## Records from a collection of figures
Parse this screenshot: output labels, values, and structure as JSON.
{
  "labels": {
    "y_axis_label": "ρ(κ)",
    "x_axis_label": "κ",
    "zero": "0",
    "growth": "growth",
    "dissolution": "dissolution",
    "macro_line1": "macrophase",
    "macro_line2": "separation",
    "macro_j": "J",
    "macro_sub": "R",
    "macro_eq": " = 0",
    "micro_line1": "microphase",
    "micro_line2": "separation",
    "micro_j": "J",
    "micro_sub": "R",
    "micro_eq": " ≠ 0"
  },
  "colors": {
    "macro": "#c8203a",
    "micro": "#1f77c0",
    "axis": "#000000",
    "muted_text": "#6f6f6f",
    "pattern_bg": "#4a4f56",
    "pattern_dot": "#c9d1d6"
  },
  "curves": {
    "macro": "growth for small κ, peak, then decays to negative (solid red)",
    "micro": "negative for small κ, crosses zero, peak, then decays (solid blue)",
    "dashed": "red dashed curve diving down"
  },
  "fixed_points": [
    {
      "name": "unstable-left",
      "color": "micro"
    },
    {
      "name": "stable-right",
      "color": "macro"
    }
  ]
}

## GIVEN PROBLEM
Look over the material above and show each line where "zero" appears.

## REPLY TO THE TASK
    "zero": "0",
    "micro": "negative for small κ, crosses zero, peak, then decays (solid blue)",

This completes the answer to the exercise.